- Task goal -
Only lines with the word "GATE" are needed; collect each of them from the listing below.

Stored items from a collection
.....

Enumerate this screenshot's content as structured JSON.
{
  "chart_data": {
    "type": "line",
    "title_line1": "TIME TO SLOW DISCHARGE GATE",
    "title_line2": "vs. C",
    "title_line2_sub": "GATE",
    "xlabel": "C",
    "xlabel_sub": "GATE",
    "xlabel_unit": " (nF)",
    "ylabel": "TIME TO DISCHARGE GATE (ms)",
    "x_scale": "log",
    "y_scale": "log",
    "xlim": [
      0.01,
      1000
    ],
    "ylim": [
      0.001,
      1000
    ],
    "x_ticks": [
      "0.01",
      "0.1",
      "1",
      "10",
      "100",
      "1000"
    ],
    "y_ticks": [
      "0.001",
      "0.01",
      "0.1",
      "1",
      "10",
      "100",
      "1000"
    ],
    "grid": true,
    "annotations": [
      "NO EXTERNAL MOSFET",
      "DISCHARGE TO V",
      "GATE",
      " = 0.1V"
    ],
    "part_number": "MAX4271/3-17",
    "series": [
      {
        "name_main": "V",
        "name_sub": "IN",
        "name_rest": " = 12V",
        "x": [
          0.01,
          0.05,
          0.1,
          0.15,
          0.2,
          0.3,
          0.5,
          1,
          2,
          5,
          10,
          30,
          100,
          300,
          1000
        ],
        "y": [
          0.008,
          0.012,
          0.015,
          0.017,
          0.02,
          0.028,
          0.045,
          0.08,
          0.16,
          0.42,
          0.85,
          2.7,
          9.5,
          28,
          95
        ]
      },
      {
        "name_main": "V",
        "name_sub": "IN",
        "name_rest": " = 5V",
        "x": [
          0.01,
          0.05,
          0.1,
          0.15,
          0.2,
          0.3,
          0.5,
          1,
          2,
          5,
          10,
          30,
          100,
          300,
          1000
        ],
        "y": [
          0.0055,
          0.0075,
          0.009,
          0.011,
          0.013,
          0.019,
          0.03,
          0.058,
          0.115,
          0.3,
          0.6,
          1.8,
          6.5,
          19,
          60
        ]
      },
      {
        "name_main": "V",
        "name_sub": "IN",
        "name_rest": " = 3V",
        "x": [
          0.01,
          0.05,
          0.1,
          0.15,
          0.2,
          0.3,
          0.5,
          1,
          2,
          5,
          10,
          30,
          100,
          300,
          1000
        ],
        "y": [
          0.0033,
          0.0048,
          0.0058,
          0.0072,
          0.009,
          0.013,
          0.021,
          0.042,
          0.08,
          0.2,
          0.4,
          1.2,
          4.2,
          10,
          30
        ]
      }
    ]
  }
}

.....

- Task output -
    "title_line1": "TIME TO SLOW DISCHARGE GATE",
    "title_line2_sub": "GATE",
    "xlabel_sub": "GATE",
    "ylabel": "TIME TO DISCHARGE GATE (ms)",
      "GATE",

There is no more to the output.